Output the lines that follow exactly as they are.

▸ Information given:
+ + +

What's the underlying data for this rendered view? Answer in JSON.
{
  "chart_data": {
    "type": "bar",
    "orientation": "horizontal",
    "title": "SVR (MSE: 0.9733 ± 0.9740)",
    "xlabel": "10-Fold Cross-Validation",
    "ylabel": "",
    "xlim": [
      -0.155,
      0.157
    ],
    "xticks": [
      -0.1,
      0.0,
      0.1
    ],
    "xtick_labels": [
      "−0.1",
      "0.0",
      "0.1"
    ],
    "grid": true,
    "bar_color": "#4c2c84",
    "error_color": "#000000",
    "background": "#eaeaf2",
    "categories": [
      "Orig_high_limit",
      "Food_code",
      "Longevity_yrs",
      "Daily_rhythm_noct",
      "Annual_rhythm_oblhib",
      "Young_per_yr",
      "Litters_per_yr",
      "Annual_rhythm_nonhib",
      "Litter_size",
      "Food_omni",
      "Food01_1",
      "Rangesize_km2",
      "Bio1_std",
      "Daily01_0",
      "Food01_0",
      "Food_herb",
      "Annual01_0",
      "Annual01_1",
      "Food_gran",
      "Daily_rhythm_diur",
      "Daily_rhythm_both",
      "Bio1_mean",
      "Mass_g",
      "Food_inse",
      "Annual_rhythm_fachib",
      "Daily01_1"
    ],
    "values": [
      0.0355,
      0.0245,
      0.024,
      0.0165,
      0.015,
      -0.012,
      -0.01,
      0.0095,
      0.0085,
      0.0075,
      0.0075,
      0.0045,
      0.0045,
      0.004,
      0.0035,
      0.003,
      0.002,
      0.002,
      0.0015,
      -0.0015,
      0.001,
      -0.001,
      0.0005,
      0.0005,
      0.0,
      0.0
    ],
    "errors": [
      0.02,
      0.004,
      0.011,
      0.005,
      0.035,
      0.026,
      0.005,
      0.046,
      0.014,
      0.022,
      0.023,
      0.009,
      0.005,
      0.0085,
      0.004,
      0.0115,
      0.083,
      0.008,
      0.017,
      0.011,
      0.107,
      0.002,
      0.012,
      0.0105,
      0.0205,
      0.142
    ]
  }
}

+ + +

▸ Complete output:
What's the underlying data for this rendered view? Answer in JSON.
{
  "chart_data": {
    "type": "bar",
    "orientation": "horizontal",
    "title": "SVR (MSE: 0.9733 ± 0.9740)",
    "xlabel": "10-Fold Cross-Validation",
    "ylabel": "",
    "xlim": [
      -0.155,
      0.157
    ],
    "xticks": [
      -0.1,
      0.0,
      0.1
    ],
    "xtick_labels": [
      "−0.1",
      "0.0",
      "0.1"
    ],
    "grid": true,
    "bar_color": "#4c2c84",
    "error_color": "#000000",
    "background": "#eaeaf2",
    "categories": [
      "Orig_high_limit",
      "Food_code",
      "Longevity_yrs",
      "Daily_rhythm_noct",
      "Annual_rhythm_oblhib",
      "Young_per_yr",
      "Litters_per_yr",
      "Annual_rhythm_nonhib",
      "Litter_size",
      "Food_omni",
      "Food01_1",
      "Rangesize_km2",
      "Bio1_std",
      "Daily01_0",
      "Food01_0",
      "Food_herb",
      "Annual01_0",
      "Annual01_1",
      "Food_gran",
      "Daily_rhythm_diur",
      "Daily_rhythm_both",
      "Bio1_mean",
      "Mass_g",
      "Food_inse",
      "Annual_rhythm_fachib",
      "Daily01_1"
    ],
    "values": [
      0.0355,
      0.0245,
      0.024,
      0.0165,
      0.015,
      -0.012,
      -0.01,
      0.0095,
      0.0085,
      0.0075,
      0.0075,
      0.0045,
      0.0045,
      0.004,
      0.0035,
      0.003,
      0.002,
      0.002,
      0.0015,
      -0.0015,
      0.001,
      -0.001,
      0.0005,
      0.0005,
      0.0,
      0.0
    ],
    "errors": [
      0.02,
      0.004,
      0.011,
      0.005,
      0.035,
      0.026,
      0.005,
      0.046,
      0.014,
      0.022,
      0.023,
      0.009,
      0.005,
      0.0085,
      0.004,
      0.0115,
      0.083,
      0.008,
      0.017,
      0.011,
      0.107,
      0.002,
      0.012,
      0.0105,
      0.0205,
      0.142
    ]
  }
}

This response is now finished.